***** Records shown *****

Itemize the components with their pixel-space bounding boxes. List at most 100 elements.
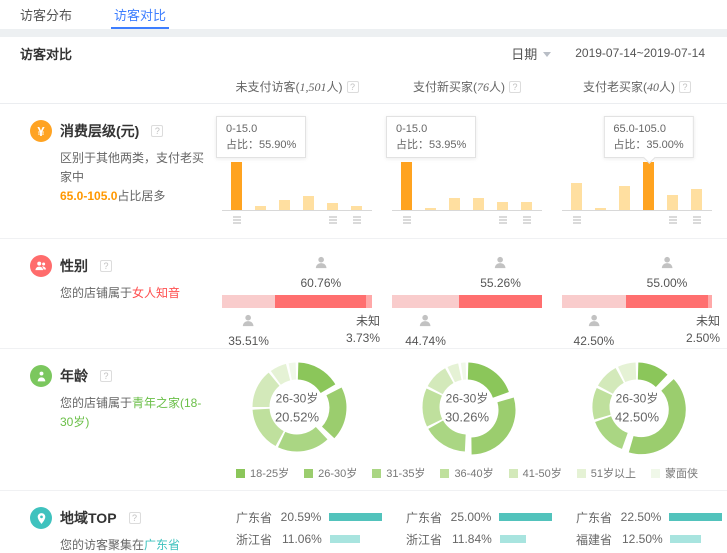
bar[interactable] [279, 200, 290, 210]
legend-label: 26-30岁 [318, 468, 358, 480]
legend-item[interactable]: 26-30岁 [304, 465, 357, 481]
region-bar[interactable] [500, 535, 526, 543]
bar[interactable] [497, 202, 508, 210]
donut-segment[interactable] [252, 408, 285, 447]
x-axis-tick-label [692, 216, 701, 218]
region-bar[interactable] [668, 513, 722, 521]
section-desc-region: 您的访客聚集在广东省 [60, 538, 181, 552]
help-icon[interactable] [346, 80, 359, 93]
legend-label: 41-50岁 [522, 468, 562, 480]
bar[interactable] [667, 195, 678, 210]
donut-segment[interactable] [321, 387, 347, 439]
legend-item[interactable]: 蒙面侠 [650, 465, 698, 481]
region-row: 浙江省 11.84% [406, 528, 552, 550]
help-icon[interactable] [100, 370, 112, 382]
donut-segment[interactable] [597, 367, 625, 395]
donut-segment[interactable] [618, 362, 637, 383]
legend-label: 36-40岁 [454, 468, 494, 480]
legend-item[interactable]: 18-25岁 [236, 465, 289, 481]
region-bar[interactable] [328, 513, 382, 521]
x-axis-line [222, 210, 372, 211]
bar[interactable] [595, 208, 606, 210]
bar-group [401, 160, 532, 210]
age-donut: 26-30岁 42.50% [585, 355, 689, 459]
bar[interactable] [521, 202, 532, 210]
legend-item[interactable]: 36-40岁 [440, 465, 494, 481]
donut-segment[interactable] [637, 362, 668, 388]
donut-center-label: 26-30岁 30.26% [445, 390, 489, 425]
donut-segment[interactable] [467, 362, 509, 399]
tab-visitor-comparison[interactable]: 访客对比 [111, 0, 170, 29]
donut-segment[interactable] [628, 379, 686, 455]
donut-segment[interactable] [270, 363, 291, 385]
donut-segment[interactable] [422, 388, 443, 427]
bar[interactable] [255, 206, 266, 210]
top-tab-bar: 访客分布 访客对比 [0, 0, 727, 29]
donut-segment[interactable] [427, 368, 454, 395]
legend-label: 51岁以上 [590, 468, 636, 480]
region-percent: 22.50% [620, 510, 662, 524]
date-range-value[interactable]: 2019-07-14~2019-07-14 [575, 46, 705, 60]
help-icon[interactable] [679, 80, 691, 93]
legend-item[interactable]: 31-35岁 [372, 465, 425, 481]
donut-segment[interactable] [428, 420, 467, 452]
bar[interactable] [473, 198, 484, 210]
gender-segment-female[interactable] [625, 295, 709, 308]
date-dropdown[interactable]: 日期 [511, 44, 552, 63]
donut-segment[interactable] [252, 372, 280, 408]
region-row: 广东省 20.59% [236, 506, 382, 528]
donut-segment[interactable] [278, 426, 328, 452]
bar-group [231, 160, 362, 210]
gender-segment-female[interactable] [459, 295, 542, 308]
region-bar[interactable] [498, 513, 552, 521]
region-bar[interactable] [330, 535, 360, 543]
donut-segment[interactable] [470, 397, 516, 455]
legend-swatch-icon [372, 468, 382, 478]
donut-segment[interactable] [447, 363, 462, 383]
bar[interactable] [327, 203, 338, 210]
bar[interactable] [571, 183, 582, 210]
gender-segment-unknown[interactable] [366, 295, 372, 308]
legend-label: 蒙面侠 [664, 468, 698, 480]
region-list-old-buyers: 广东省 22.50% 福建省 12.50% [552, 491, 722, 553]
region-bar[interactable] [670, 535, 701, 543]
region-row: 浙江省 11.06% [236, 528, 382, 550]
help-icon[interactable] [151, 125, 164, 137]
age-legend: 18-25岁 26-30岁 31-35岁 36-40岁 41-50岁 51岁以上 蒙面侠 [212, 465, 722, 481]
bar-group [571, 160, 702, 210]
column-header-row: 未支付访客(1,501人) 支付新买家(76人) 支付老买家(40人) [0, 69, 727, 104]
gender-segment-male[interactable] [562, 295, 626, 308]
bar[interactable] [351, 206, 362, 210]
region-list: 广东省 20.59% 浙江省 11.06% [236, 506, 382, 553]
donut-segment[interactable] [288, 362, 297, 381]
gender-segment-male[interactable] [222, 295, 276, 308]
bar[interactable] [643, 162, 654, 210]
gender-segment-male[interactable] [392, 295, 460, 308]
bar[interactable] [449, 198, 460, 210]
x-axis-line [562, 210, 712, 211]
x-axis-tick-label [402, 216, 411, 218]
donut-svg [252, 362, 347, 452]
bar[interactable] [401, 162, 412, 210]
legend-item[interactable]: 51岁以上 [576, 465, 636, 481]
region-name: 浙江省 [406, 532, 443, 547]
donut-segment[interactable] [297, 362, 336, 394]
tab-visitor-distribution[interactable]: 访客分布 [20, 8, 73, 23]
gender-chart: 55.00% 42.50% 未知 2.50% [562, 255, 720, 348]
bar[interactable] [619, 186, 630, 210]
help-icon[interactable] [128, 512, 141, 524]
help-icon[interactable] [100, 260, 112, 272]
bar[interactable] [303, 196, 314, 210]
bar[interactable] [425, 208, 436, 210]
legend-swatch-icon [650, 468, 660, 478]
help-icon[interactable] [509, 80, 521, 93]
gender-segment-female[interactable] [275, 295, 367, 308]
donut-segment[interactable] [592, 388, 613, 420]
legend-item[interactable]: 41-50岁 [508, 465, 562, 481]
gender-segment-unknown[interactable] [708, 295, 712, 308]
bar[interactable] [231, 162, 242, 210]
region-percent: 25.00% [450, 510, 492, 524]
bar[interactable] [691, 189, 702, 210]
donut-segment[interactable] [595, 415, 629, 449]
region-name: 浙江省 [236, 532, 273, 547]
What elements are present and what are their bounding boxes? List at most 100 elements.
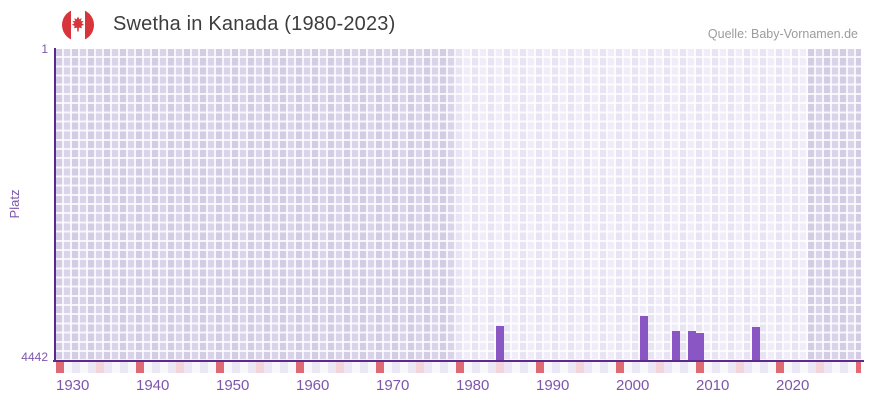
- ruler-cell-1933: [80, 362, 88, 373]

*****

* Written instruction
Copy out, word for word, the lines of the first entry from the one containing "bar[interactable] [279, 200, 290, 210]" through the one containing "help-icon[interactable] [346, 80, 359, 93]", including both of those lines.

* Worked answer
bar[interactable] [279, 200, 290, 210]
legend-label: 26-30岁 [318, 468, 358, 480]
legend-item[interactable]: 26-30岁 [304, 465, 357, 481]
region-bar[interactable] [500, 535, 526, 543]
bar[interactable] [497, 202, 508, 210]
donut-segment[interactable] [252, 408, 285, 447]
x-axis-tick-label [692, 216, 701, 218]
region-bar[interactable] [668, 513, 722, 521]
section-desc-region: 您的访客聚集在广东省 [60, 538, 181, 552]
help-icon[interactable] [346, 80, 359, 93]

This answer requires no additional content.